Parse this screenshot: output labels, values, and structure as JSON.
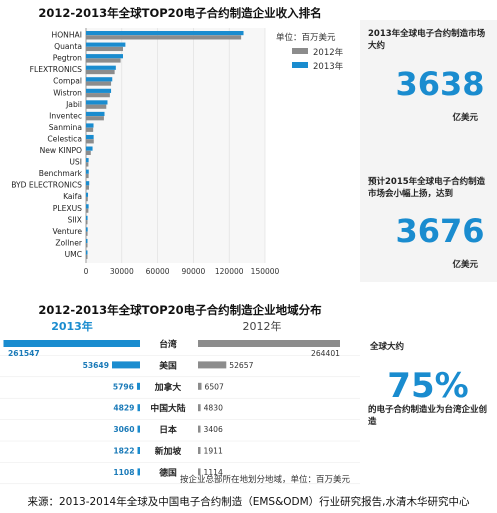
{
  "colors": {
    "y2012": "#8c8c8c",
    "y2013": "#1a8ccf",
    "accent": "#1a8ccf",
    "label": "#1a7ab8",
    "text": "#222222",
    "grid": "#dddddd",
    "panel_bg": "#f7f7f7"
  },
  "chart_data": [
    {
      "type": "bar",
      "title": "2012-2013年全球TOP20电子合约制造企业收入排名",
      "unit_label": "单位：百万美元",
      "categories": [
        "HONHAI",
        "Quanta",
        "Pegtron",
        "FLEXTRONICS",
        "Compal",
        "Wistron",
        "Jabil",
        "Inventec",
        "Sanmina",
        "Celestica",
        "New KINPO",
        "USI",
        "Benchmark",
        "BYD ELECTRONICS",
        "Kaifa",
        "PLEXUS",
        "SIIX",
        "Venture",
        "Zollner",
        "UMC"
      ],
      "series": [
        {
          "name": "2012年",
          "color": "#8c8c8c",
          "values": [
            130000,
            31000,
            29000,
            24000,
            21000,
            20000,
            17000,
            15000,
            6000,
            6500,
            4000,
            2000,
            2200,
            2500,
            1500,
            2000,
            1200,
            1300,
            1100,
            800
          ]
        },
        {
          "name": "2013年",
          "color": "#1a8ccf",
          "values": [
            132000,
            33000,
            31000,
            25000,
            22000,
            21000,
            18000,
            15500,
            6300,
            6400,
            5500,
            2200,
            2300,
            2700,
            1700,
            2200,
            1300,
            1400,
            1200,
            900
          ]
        }
      ],
      "xticks": [
        "0",
        "30000",
        "60000",
        "90000",
        "120000",
        "150000"
      ],
      "xlim": [
        0,
        150000
      ],
      "legend": "top-right",
      "grid": true
    },
    {
      "type": "bar",
      "title": "2012-2013年全球TOP20电子合约制造企业地域分布",
      "categories": [
        "台湾",
        "美国",
        "加拿大",
        "中国大陆",
        "日本",
        "新加坡",
        "德国"
      ],
      "series": [
        {
          "name": "2013年",
          "color": "#1a8ccf",
          "values": [
            261547,
            53649,
            5796,
            4829,
            3060,
            1822,
            1108
          ]
        },
        {
          "name": "2012年",
          "color": "#8c8c8c",
          "values": [
            264401,
            52657,
            6507,
            4830,
            3406,
            1911,
            1114
          ]
        }
      ],
      "footnote": "按企业总部所在地划分地域，单位：百万美元",
      "orientation": "butterfly"
    }
  ],
  "side": {
    "market_label": "2013年全球电子合约制造市场大约",
    "market_value": "3638",
    "market_unit": "亿美元",
    "forecast_label": "预计2015年全球电子合约制造市场会小幅上扬，达到",
    "forecast_value": "3676",
    "forecast_unit": "亿美元",
    "share_label_top": "全球大约",
    "share_value": "75%",
    "share_label_bottom": "的电子合约制造业为台湾企业创造"
  },
  "source": "来源：2013-2014年全球及中国电子合约制造（EMS&ODM）行业研究报告,水清木华研究中心"
}
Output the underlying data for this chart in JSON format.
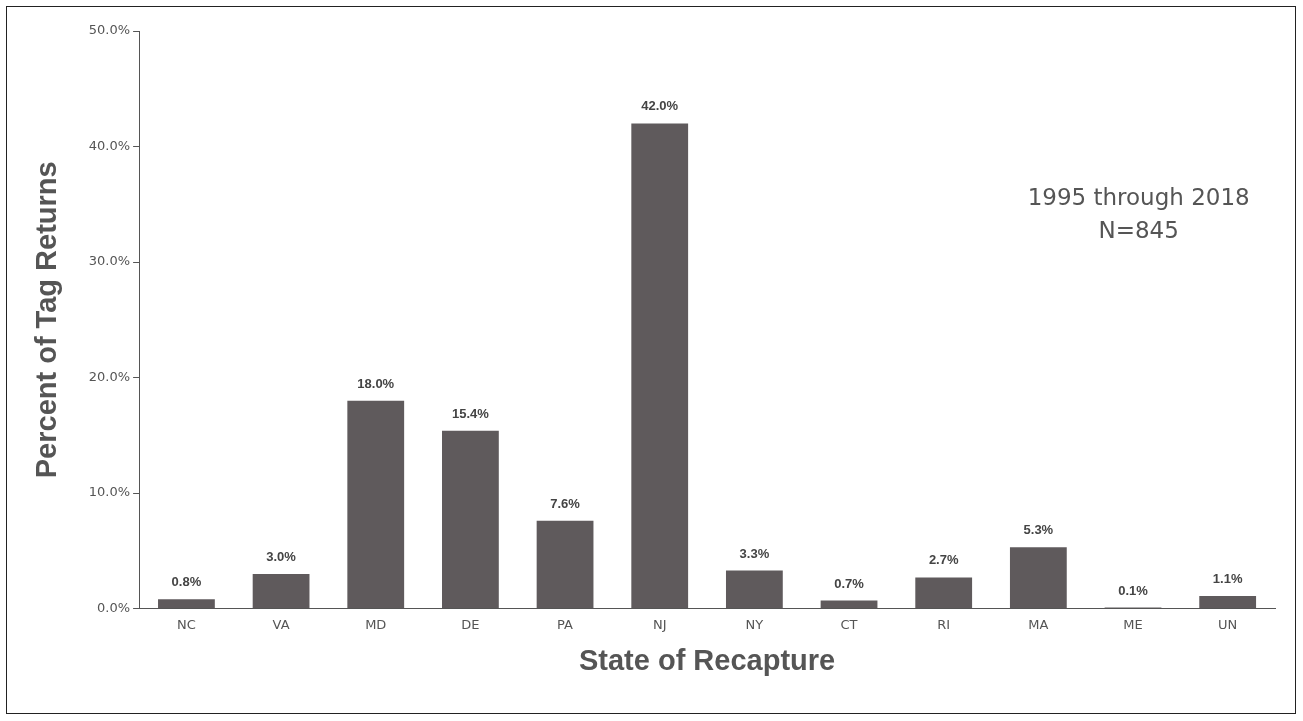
{
  "chart_data": {
    "type": "bar",
    "xlabel": "State of Recapture",
    "ylabel": "Percent of Tag Returns",
    "categories": [
      "NC",
      "VA",
      "MD",
      "DE",
      "PA",
      "NJ",
      "NY",
      "CT",
      "RI",
      "MA",
      "ME",
      "UN"
    ],
    "values": [
      0.8,
      3.0,
      18.0,
      15.4,
      7.6,
      42.0,
      3.3,
      0.7,
      2.7,
      5.3,
      0.1,
      1.1
    ],
    "value_labels": [
      "0.8%",
      "3.0%",
      "18.0%",
      "15.4%",
      "7.6%",
      "42.0%",
      "3.3%",
      "0.7%",
      "2.7%",
      "5.3%",
      "0.1%",
      "1.1%"
    ],
    "color": "#5f5a5c",
    "ylim": [
      0,
      50
    ],
    "yticks": [
      {
        "value": 0,
        "label": "0.0%"
      },
      {
        "value": 10,
        "label": "10.0%"
      },
      {
        "value": 20,
        "label": "20.0%"
      },
      {
        "value": 30,
        "label": "30.0%"
      },
      {
        "value": 40,
        "label": "40.0%"
      },
      {
        "value": 50,
        "label": "50.0%"
      }
    ],
    "annotations": [
      "1995 through 2018",
      "N=845"
    ],
    "grid": false,
    "legend": false
  }
}
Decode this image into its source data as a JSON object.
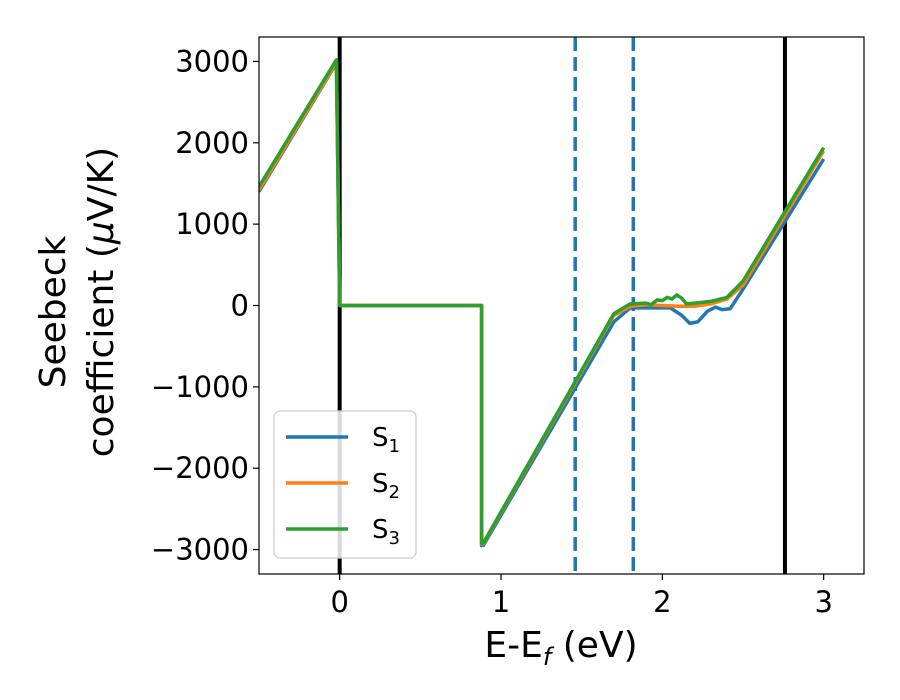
{
  "chart_data": {
    "type": "line",
    "xlabel": "E-E",
    "xlabel_sub": "f",
    "xlabel_unit": " (eV)",
    "ylabel_line1": "Seebeck",
    "ylabel_line2": "coefficient  (",
    "ylabel_mu": "μ",
    "ylabel_unit": "V/K)",
    "xlim": [
      -0.5,
      3.25
    ],
    "ylim": [
      -3300,
      3300
    ],
    "x_ticks": [
      0,
      1,
      2,
      3
    ],
    "x_tick_labels": [
      "0",
      "1",
      "2",
      "3"
    ],
    "y_ticks": [
      -3000,
      -2000,
      -1000,
      0,
      1000,
      2000,
      3000
    ],
    "y_tick_labels": [
      "−3000",
      "−2000",
      "−1000",
      "0",
      "1000",
      "2000",
      "3000"
    ],
    "legend_position": "lower-left",
    "series": [
      {
        "name": "S",
        "name_sub": "1",
        "color": "#1f77b4",
        "x": [
          -0.5,
          -0.02,
          0.0,
          0.88,
          0.88,
          0.89,
          1.7,
          1.8,
          1.9,
          2.05,
          2.12,
          2.17,
          2.22,
          2.28,
          2.33,
          2.37,
          2.42,
          2.5,
          3.0
        ],
        "y": [
          1400,
          2980,
          0,
          0,
          -2950,
          -2950,
          -200,
          -30,
          -30,
          -30,
          -120,
          -220,
          -200,
          -70,
          -20,
          -50,
          -40,
          200,
          1800
        ]
      },
      {
        "name": "S",
        "name_sub": "2",
        "color": "#ff7f0e",
        "x": [
          -0.5,
          -0.02,
          0.0,
          0.88,
          0.88,
          0.89,
          1.7,
          1.8,
          1.9,
          2.0,
          2.1,
          2.2,
          2.3,
          2.4,
          2.5,
          3.0
        ],
        "y": [
          1420,
          2990,
          0,
          0,
          -2930,
          -2930,
          -120,
          -10,
          10,
          0,
          -10,
          -10,
          20,
          80,
          250,
          1900
        ]
      },
      {
        "name": "S",
        "name_sub": "3",
        "color": "#2ca02c",
        "x": [
          -0.5,
          -0.02,
          0.0,
          0.88,
          0.88,
          0.89,
          1.7,
          1.8,
          1.9,
          1.93,
          1.97,
          2.0,
          2.03,
          2.06,
          2.09,
          2.12,
          2.15,
          2.2,
          2.3,
          2.4,
          2.5,
          3.0
        ],
        "y": [
          1460,
          3020,
          0,
          0,
          -2920,
          -2920,
          -100,
          20,
          30,
          10,
          70,
          60,
          100,
          80,
          130,
          90,
          20,
          30,
          50,
          100,
          300,
          1940
        ]
      }
    ],
    "vertical_lines": [
      {
        "x": 0.0,
        "color": "#000000",
        "style": "solid"
      },
      {
        "x": 1.46,
        "color": "#1f77b4",
        "style": "dashed"
      },
      {
        "x": 1.82,
        "color": "#1f77b4",
        "style": "dashed"
      },
      {
        "x": 2.76,
        "color": "#000000",
        "style": "solid"
      }
    ]
  }
}
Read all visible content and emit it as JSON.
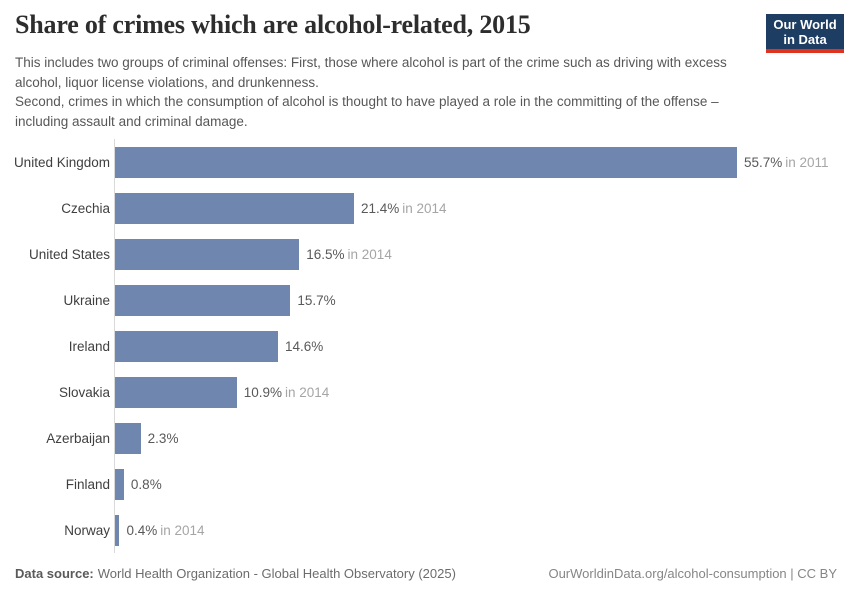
{
  "header": {
    "title": "Share of crimes which are alcohol-related, 2015",
    "subtitle_p1": "This includes two groups of criminal offenses: First, those where alcohol is part of the crime such as driving with excess alcohol, liquor license violations, and drunkenness.",
    "subtitle_p2": "Second, crimes in which the consumption of alcohol is thought to have played a role in the committing of the offense – including assault and criminal damage.",
    "logo": {
      "line1": "Our World",
      "line2": "in Data",
      "bg_color": "#1d3d63",
      "accent_color": "#e0321f"
    }
  },
  "chart_data": {
    "type": "bar",
    "orientation": "horizontal",
    "title": "Share of crimes which are alcohol-related, 2015",
    "unit": "%",
    "grid": false,
    "legend": false,
    "xlim": [
      0,
      60
    ],
    "categories": [
      "United Kingdom",
      "Czechia",
      "United States",
      "Ukraine",
      "Ireland",
      "Slovakia",
      "Azerbaijan",
      "Finland",
      "Norway"
    ],
    "values": [
      55.7,
      21.4,
      16.5,
      15.7,
      14.6,
      10.9,
      2.3,
      0.8,
      0.4
    ],
    "value_labels": [
      "55.7%",
      "21.4%",
      "16.5%",
      "15.7%",
      "14.6%",
      "10.9%",
      "2.3%",
      "0.8%",
      "0.4%"
    ],
    "year_notes": [
      "in 2011",
      "in 2014",
      "in 2014",
      "",
      "",
      "in 2014",
      "",
      "",
      "in 2014"
    ],
    "bar_color": "#6f87ae"
  },
  "footer": {
    "source_label": "Data source:",
    "source_value": "World Health Organization - Global Health Observatory (2025)",
    "credit": "OurWorldinData.org/alcohol-consumption | CC BY"
  }
}
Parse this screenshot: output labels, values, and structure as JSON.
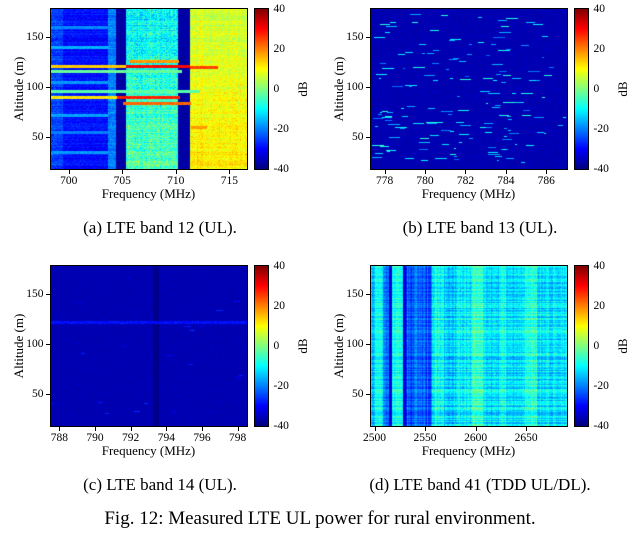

····················

## Exercise directions
Go through the records and gather the lines that hold "consumption".

## Reply to the task
    "subtitle_p2": "Second, crimes in which the consumption of alcohol is thought to have played a role in the committing of the offense – including assault and criminal damage.",
    "credit": "OurWorldinData.org/alcohol-consumption | CC BY"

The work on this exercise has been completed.